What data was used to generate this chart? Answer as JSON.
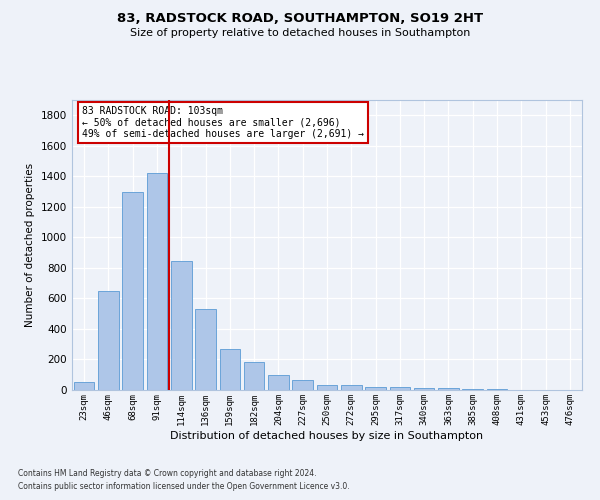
{
  "title1": "83, RADSTOCK ROAD, SOUTHAMPTON, SO19 2HT",
  "title2": "Size of property relative to detached houses in Southampton",
  "xlabel": "Distribution of detached houses by size in Southampton",
  "ylabel": "Number of detached properties",
  "bar_color": "#aec6e8",
  "bar_edge_color": "#5b9bd5",
  "categories": [
    "23sqm",
    "46sqm",
    "68sqm",
    "91sqm",
    "114sqm",
    "136sqm",
    "159sqm",
    "182sqm",
    "204sqm",
    "227sqm",
    "250sqm",
    "272sqm",
    "295sqm",
    "317sqm",
    "340sqm",
    "363sqm",
    "385sqm",
    "408sqm",
    "431sqm",
    "453sqm",
    "476sqm"
  ],
  "values": [
    50,
    650,
    1300,
    1420,
    845,
    530,
    270,
    185,
    100,
    65,
    30,
    30,
    20,
    18,
    15,
    10,
    8,
    5,
    3,
    2,
    2
  ],
  "vline_x": 3.5,
  "vline_color": "#cc0000",
  "annotation_text": "83 RADSTOCK ROAD: 103sqm\n← 50% of detached houses are smaller (2,696)\n49% of semi-detached houses are larger (2,691) →",
  "annotation_box_color": "#ffffff",
  "annotation_box_edge": "#cc0000",
  "footnote1": "Contains HM Land Registry data © Crown copyright and database right 2024.",
  "footnote2": "Contains public sector information licensed under the Open Government Licence v3.0.",
  "ylim": [
    0,
    1900
  ],
  "yticks": [
    0,
    200,
    400,
    600,
    800,
    1000,
    1200,
    1400,
    1600,
    1800
  ],
  "bg_color": "#eef2f9",
  "grid_color": "#ffffff",
  "spine_color": "#b0c4de"
}
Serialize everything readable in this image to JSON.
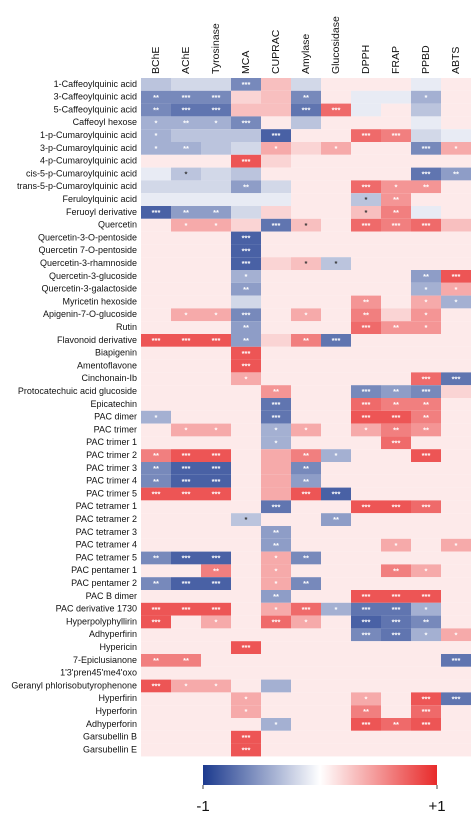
{
  "chart_data": {
    "type": "heatmap",
    "x": [
      "BChE",
      "AChE",
      "Tyrosinase",
      "MCA",
      "CUPRAC",
      "Amylase",
      "Glucosidase",
      "DPPH",
      "FRAP",
      "PPBD",
      "ABTS"
    ],
    "y": [
      "1-Caffeoylquinic acid",
      "3-Caffeoylquinic acid",
      "5-Caffeoylquinic acid",
      "Caffeoyl hexose",
      "1-p-Cumaroylquinic acid",
      "3-p-Cumaroylquinic acid",
      "4-p-Cumaroylquinic acid",
      "cis-5-p-Cumaroylquinic acid",
      "trans-5-p-Cumaroylquinic acid",
      "Feruloylquinic acid",
      "Feruoyl derivative",
      "Quercetin",
      "Quercetin-3-O-pentoside",
      "Quercetin 7-O-pentoside",
      "Quercetin-3-rhamnoside",
      "Quercetin-3-glucoside",
      "Quercetin-3-galactoside",
      "Myricetin hexoside",
      "Apigenin-7-O-glucoside",
      "Rutin",
      "Flavonoid derivative",
      "Biapigenin",
      "Amentoflavone",
      "Cinchonain-Ib",
      "Protocatechuic acid glucoside",
      "Epicatechin",
      "PAC dimer",
      "PAC trimer",
      "PAC trimer 1",
      "PAC trimer 2",
      "PAC trimer 3",
      "PAC trimer 4",
      "PAC trimer 5",
      "PAC tetramer 1",
      "PAC tetramer 2",
      "PAC tetramer 3",
      "PAC tetramer 4",
      "PAC tetramer 5",
      "PAC pentamer 1",
      "PAC pentamer 2",
      "PAC B dimer",
      "PAC derivative 1730",
      "Hyperpolyphyllirin",
      "Adhyperfirin",
      "Hypericin",
      "7-Epiclusianone",
      "1'3'pren45'me4'oxo",
      "Geranyl phlorisobutyrophenone",
      "Hyperfirin",
      "Hyperforin",
      "Adhyperforin",
      "Garsubellin B",
      "Garsubellin E"
    ],
    "values": [
      [
        -0.3,
        -0.2,
        -0.2,
        -0.6,
        0.3,
        -0.2,
        0.1,
        0.1,
        0.1,
        -0.1,
        0.1
      ],
      [
        -0.6,
        -0.6,
        -0.6,
        0.2,
        0.3,
        -0.6,
        0.1,
        -0.1,
        -0.1,
        -0.4,
        0.1
      ],
      [
        -0.6,
        -0.7,
        -0.7,
        0.3,
        0.3,
        -0.7,
        0.7,
        -0.1,
        0.1,
        -0.3,
        0.1
      ],
      [
        -0.4,
        -0.4,
        -0.4,
        -0.6,
        0.1,
        -0.3,
        0.1,
        0.1,
        0.1,
        -0.1,
        0.1
      ],
      [
        -0.4,
        -0.3,
        -0.3,
        -0.3,
        -0.8,
        0.1,
        0.1,
        0.7,
        0.6,
        -0.2,
        -0.1
      ],
      [
        -0.4,
        -0.4,
        -0.3,
        -0.2,
        0.4,
        0.2,
        0.4,
        0.1,
        0.1,
        -0.6,
        0.4
      ],
      [
        0.1,
        0.1,
        0.1,
        0.8,
        0.2,
        0.1,
        0.1,
        0.1,
        0.1,
        0.1,
        0.1
      ],
      [
        -0.1,
        -0.3,
        -0.2,
        -0.3,
        0.1,
        0.1,
        0.1,
        0.1,
        0.1,
        -0.7,
        -0.5
      ],
      [
        -0.2,
        -0.2,
        -0.2,
        -0.5,
        -0.2,
        0.1,
        0.1,
        0.7,
        0.5,
        0.5,
        0.1
      ],
      [
        -0.1,
        -0.1,
        -0.1,
        -0.1,
        -0.1,
        0.1,
        0.1,
        -0.3,
        0.5,
        0.1,
        0.1
      ],
      [
        -0.8,
        -0.5,
        -0.5,
        -0.2,
        0.2,
        0.1,
        0.1,
        0.3,
        0.6,
        -0.1,
        0.1
      ],
      [
        0.1,
        0.4,
        0.4,
        0.2,
        -0.7,
        0.3,
        0.1,
        0.7,
        0.6,
        0.7,
        0.3
      ],
      [
        0.1,
        0.1,
        0.1,
        -0.8,
        0.1,
        0.1,
        0.1,
        0.1,
        0.1,
        0.1,
        0.1
      ],
      [
        0.1,
        0.1,
        0.1,
        -0.8,
        0.1,
        0.1,
        0.1,
        0.1,
        0.1,
        0.1,
        0.1
      ],
      [
        0.1,
        0.1,
        0.1,
        -0.8,
        0.2,
        0.3,
        -0.3,
        0.1,
        0.1,
        0.1,
        0.1
      ],
      [
        0.1,
        0.1,
        0.1,
        -0.4,
        0.1,
        0.1,
        0.1,
        0.1,
        0.1,
        -0.5,
        0.8
      ],
      [
        0.1,
        0.1,
        0.1,
        -0.5,
        0.1,
        0.1,
        0.1,
        0.1,
        0.1,
        -0.4,
        0.4
      ],
      [
        0.1,
        0.1,
        0.1,
        -0.2,
        0.1,
        0.1,
        0.1,
        0.5,
        0.1,
        0.4,
        -0.4
      ],
      [
        0.1,
        0.4,
        0.4,
        -0.6,
        0.1,
        0.4,
        0.1,
        0.6,
        0.2,
        0.5,
        0.1
      ],
      [
        0.1,
        0.1,
        0.1,
        -0.5,
        0.1,
        0.1,
        0.1,
        0.7,
        0.5,
        0.5,
        0.1
      ],
      [
        0.8,
        0.8,
        0.8,
        -0.5,
        0.2,
        0.6,
        -0.7,
        0.1,
        0.1,
        0.1,
        0.1
      ],
      [
        0.1,
        0.1,
        0.1,
        0.8,
        0.1,
        0.1,
        0.1,
        0.1,
        0.1,
        0.1,
        0.1
      ],
      [
        0.1,
        0.1,
        0.1,
        0.8,
        0.1,
        0.1,
        0.1,
        0.1,
        0.1,
        0.1,
        0.1
      ],
      [
        0.1,
        0.1,
        0.1,
        0.4,
        0.1,
        0.1,
        0.1,
        0.1,
        0.1,
        0.7,
        -0.7
      ],
      [
        0.1,
        0.1,
        0.1,
        0.1,
        0.5,
        0.1,
        0.1,
        -0.6,
        -0.5,
        -0.6,
        0.2
      ],
      [
        0.1,
        0.1,
        0.1,
        0.1,
        -0.7,
        0.1,
        0.1,
        0.7,
        0.6,
        0.6,
        0.1
      ],
      [
        -0.4,
        0.1,
        0.1,
        0.1,
        -0.7,
        0.1,
        0.1,
        0.8,
        0.8,
        0.6,
        0.1
      ],
      [
        0.1,
        0.4,
        0.4,
        0.1,
        -0.4,
        0.4,
        0.1,
        0.4,
        0.6,
        0.5,
        0.1
      ],
      [
        0.1,
        0.1,
        0.1,
        0.1,
        -0.4,
        0.1,
        0.1,
        0.1,
        0.7,
        0.1,
        0.1
      ],
      [
        0.6,
        0.8,
        0.8,
        0.1,
        0.4,
        0.6,
        -0.4,
        0.1,
        0.1,
        0.8,
        0.1
      ],
      [
        -0.6,
        -0.8,
        -0.8,
        0.1,
        0.4,
        -0.6,
        0.1,
        0.1,
        0.1,
        0.1,
        0.1
      ],
      [
        -0.6,
        -0.8,
        -0.8,
        0.1,
        0.4,
        -0.5,
        0.1,
        0.1,
        0.1,
        0.1,
        0.1
      ],
      [
        0.8,
        0.8,
        0.8,
        0.1,
        0.4,
        0.8,
        -0.8,
        0.1,
        0.1,
        0.1,
        0.1
      ],
      [
        0.1,
        0.1,
        0.1,
        0.1,
        -0.7,
        0.1,
        0.1,
        0.8,
        0.8,
        0.7,
        0.1
      ],
      [
        0.1,
        0.1,
        0.1,
        -0.3,
        0.1,
        0.1,
        -0.5,
        0.1,
        0.1,
        0.1,
        0.1
      ],
      [
        0.1,
        0.1,
        0.1,
        0.1,
        -0.5,
        0.1,
        0.1,
        0.1,
        0.1,
        0.1,
        0.1
      ],
      [
        0.1,
        0.1,
        0.1,
        0.1,
        -0.5,
        0.1,
        0.1,
        0.1,
        0.4,
        0.1,
        0.4
      ],
      [
        -0.6,
        -0.8,
        -0.8,
        0.1,
        0.4,
        -0.6,
        0.1,
        0.1,
        0.1,
        0.1,
        0.1
      ],
      [
        0.1,
        0.1,
        0.6,
        0.1,
        0.4,
        0.1,
        0.1,
        0.1,
        0.6,
        0.4,
        0.1
      ],
      [
        -0.6,
        -0.8,
        -0.8,
        0.1,
        0.4,
        -0.6,
        0.1,
        0.1,
        0.1,
        0.1,
        0.1
      ],
      [
        0.1,
        0.1,
        0.1,
        0.1,
        -0.5,
        0.1,
        0.1,
        0.8,
        0.8,
        0.8,
        0.1
      ],
      [
        0.8,
        0.8,
        0.8,
        0.1,
        0.4,
        0.7,
        -0.4,
        -0.7,
        -0.7,
        -0.4,
        0.1
      ],
      [
        0.8,
        0.1,
        0.4,
        0.1,
        0.7,
        0.4,
        0.1,
        -0.8,
        -0.7,
        -0.6,
        0.1
      ],
      [
        0.1,
        0.1,
        0.1,
        0.1,
        0.1,
        0.1,
        0.1,
        -0.6,
        -0.7,
        -0.4,
        0.4
      ],
      [
        0.1,
        0.1,
        0.1,
        0.8,
        0.1,
        0.1,
        0.1,
        0.1,
        0.1,
        0.1,
        0.1
      ],
      [
        0.6,
        0.6,
        0.1,
        0.1,
        0.1,
        0.1,
        0.1,
        0.1,
        0.1,
        0.1,
        -0.7
      ],
      [
        0.1,
        0.1,
        0.1,
        0.1,
        0.1,
        0.1,
        0.1,
        0.1,
        0.1,
        0.1,
        0.1
      ],
      [
        0.8,
        0.4,
        0.4,
        0.1,
        -0.4,
        0.1,
        0.1,
        0.1,
        0.1,
        0.1,
        0.1
      ],
      [
        0.1,
        0.1,
        0.1,
        0.4,
        0.1,
        0.1,
        0.1,
        0.4,
        0.1,
        0.8,
        -0.7
      ],
      [
        0.1,
        0.1,
        0.1,
        0.4,
        0.1,
        0.1,
        0.1,
        0.6,
        0.1,
        0.7,
        0.1
      ],
      [
        0.1,
        0.1,
        0.1,
        0.1,
        -0.4,
        0.1,
        0.1,
        0.8,
        0.7,
        0.8,
        0.1
      ],
      [
        0.1,
        0.1,
        0.1,
        0.8,
        0.1,
        0.1,
        0.1,
        0.1,
        0.1,
        0.1,
        0.1
      ],
      [
        0.1,
        0.1,
        0.1,
        0.8,
        0.1,
        0.1,
        0.1,
        0.1,
        0.1,
        0.1,
        0.1
      ]
    ],
    "significance": [
      [
        null,
        null,
        null,
        "***",
        null,
        null,
        null,
        null,
        null,
        null,
        null
      ],
      [
        "**",
        "***",
        "***",
        null,
        null,
        "**",
        null,
        null,
        null,
        "*",
        null
      ],
      [
        "**",
        "***",
        "***",
        null,
        null,
        "***",
        "***",
        null,
        null,
        null,
        null
      ],
      [
        "*",
        "**",
        "*",
        "***",
        null,
        null,
        null,
        null,
        null,
        null,
        null
      ],
      [
        "*",
        null,
        null,
        null,
        "***",
        null,
        null,
        "***",
        "***",
        null,
        null
      ],
      [
        "*",
        "**",
        null,
        null,
        "*",
        null,
        "*",
        null,
        null,
        "***",
        "*"
      ],
      [
        null,
        null,
        null,
        "***",
        null,
        null,
        null,
        null,
        null,
        null,
        null
      ],
      [
        null,
        "*",
        null,
        null,
        null,
        null,
        null,
        null,
        null,
        "***",
        "**"
      ],
      [
        null,
        null,
        null,
        "**",
        null,
        null,
        null,
        "***",
        "*",
        "**",
        null
      ],
      [
        null,
        null,
        null,
        null,
        null,
        null,
        null,
        "*",
        "**",
        null,
        null
      ],
      [
        "***",
        "**",
        "**",
        null,
        null,
        null,
        null,
        "*",
        "**",
        null,
        null
      ],
      [
        null,
        "*",
        "*",
        null,
        "***",
        "*",
        null,
        "***",
        "***",
        "***",
        null
      ],
      [
        null,
        null,
        null,
        "***",
        null,
        null,
        null,
        null,
        null,
        null,
        null
      ],
      [
        null,
        null,
        null,
        "***",
        null,
        null,
        null,
        null,
        null,
        null,
        null
      ],
      [
        null,
        null,
        null,
        "***",
        null,
        "*",
        "*",
        null,
        null,
        null,
        null
      ],
      [
        null,
        null,
        null,
        "*",
        null,
        null,
        null,
        null,
        null,
        "**",
        "***"
      ],
      [
        null,
        null,
        null,
        "**",
        null,
        null,
        null,
        null,
        null,
        "*",
        "*"
      ],
      [
        null,
        null,
        null,
        null,
        null,
        null,
        null,
        "**",
        null,
        "*",
        "*"
      ],
      [
        null,
        "*",
        "*",
        "***",
        null,
        "*",
        null,
        "**",
        null,
        "*",
        null
      ],
      [
        null,
        null,
        null,
        "**",
        null,
        null,
        null,
        "***",
        "**",
        "*",
        null
      ],
      [
        "***",
        "***",
        "***",
        "**",
        null,
        "**",
        "***",
        null,
        null,
        null,
        null
      ],
      [
        null,
        null,
        null,
        "***",
        null,
        null,
        null,
        null,
        null,
        null,
        null
      ],
      [
        null,
        null,
        null,
        "***",
        null,
        null,
        null,
        null,
        null,
        null,
        null
      ],
      [
        null,
        null,
        null,
        "*",
        null,
        null,
        null,
        null,
        null,
        "***",
        "***"
      ],
      [
        null,
        null,
        null,
        null,
        "**",
        null,
        null,
        "***",
        "**",
        "***",
        null
      ],
      [
        null,
        null,
        null,
        null,
        "***",
        null,
        null,
        "***",
        "**",
        "**",
        null
      ],
      [
        "*",
        null,
        null,
        null,
        "***",
        null,
        null,
        "***",
        "***",
        "**",
        null
      ],
      [
        null,
        "*",
        "*",
        null,
        "*",
        "*",
        null,
        "*",
        "**",
        "**",
        null
      ],
      [
        null,
        null,
        null,
        null,
        "*",
        null,
        null,
        null,
        "***",
        null,
        null
      ],
      [
        "**",
        "***",
        "***",
        null,
        null,
        "**",
        "*",
        null,
        null,
        "***",
        null
      ],
      [
        "**",
        "***",
        "***",
        null,
        null,
        "**",
        null,
        null,
        null,
        null,
        null
      ],
      [
        "**",
        "***",
        "***",
        null,
        null,
        "**",
        null,
        null,
        null,
        null,
        null
      ],
      [
        "***",
        "***",
        "***",
        null,
        null,
        "***",
        "***",
        null,
        null,
        null,
        null
      ],
      [
        null,
        null,
        null,
        null,
        "***",
        null,
        null,
        "***",
        "***",
        "***",
        null
      ],
      [
        null,
        null,
        null,
        "*",
        null,
        null,
        "**",
        null,
        null,
        null,
        null
      ],
      [
        null,
        null,
        null,
        null,
        "**",
        null,
        null,
        null,
        null,
        null,
        null
      ],
      [
        null,
        null,
        null,
        null,
        "**",
        null,
        null,
        null,
        "*",
        null,
        "*"
      ],
      [
        "**",
        "***",
        "***",
        null,
        "*",
        "**",
        null,
        null,
        null,
        null,
        null
      ],
      [
        null,
        null,
        "**",
        null,
        "*",
        null,
        null,
        null,
        "**",
        "*",
        null
      ],
      [
        "**",
        "***",
        "***",
        null,
        "*",
        "**",
        null,
        null,
        null,
        null,
        null
      ],
      [
        null,
        null,
        null,
        null,
        "**",
        null,
        null,
        "***",
        "***",
        "***",
        null
      ],
      [
        "***",
        "***",
        "***",
        null,
        "*",
        "***",
        "*",
        "***",
        "***",
        "*",
        null
      ],
      [
        "***",
        null,
        "*",
        null,
        "***",
        "*",
        null,
        "***",
        "***",
        "**",
        null
      ],
      [
        null,
        null,
        null,
        null,
        null,
        null,
        null,
        "***",
        "***",
        "*",
        "*"
      ],
      [
        null,
        null,
        null,
        "***",
        null,
        null,
        null,
        null,
        null,
        null,
        null
      ],
      [
        "**",
        "**",
        null,
        null,
        null,
        null,
        null,
        null,
        null,
        null,
        "***"
      ],
      [
        null,
        null,
        null,
        null,
        null,
        null,
        null,
        null,
        null,
        null,
        null
      ],
      [
        "***",
        "*",
        "*",
        null,
        null,
        null,
        null,
        null,
        null,
        null,
        null
      ],
      [
        null,
        null,
        null,
        "*",
        null,
        null,
        null,
        "*",
        null,
        "***",
        "***"
      ],
      [
        null,
        null,
        null,
        "*",
        null,
        null,
        null,
        "**",
        null,
        "***",
        null
      ],
      [
        null,
        null,
        null,
        null,
        "*",
        null,
        null,
        "***",
        "**",
        "***",
        null
      ],
      [
        null,
        null,
        null,
        "***",
        null,
        null,
        null,
        null,
        null,
        null,
        null
      ],
      [
        null,
        null,
        null,
        "***",
        null,
        null,
        null,
        null,
        null,
        null,
        null
      ]
    ],
    "colors": [
      "#1c3a8e",
      "#ffffff",
      "#e82a2a"
    ],
    "colorbar": {
      "lim": [
        -1,
        1
      ],
      "ticks": [
        {
          "value": -1,
          "label": "-1"
        },
        {
          "value": 1,
          "label": "+1"
        }
      ]
    }
  }
}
-=-=-=-=-
What the task asks: State how many lines of the data include the word "this", with nothing else.

Reply to the exercise: 2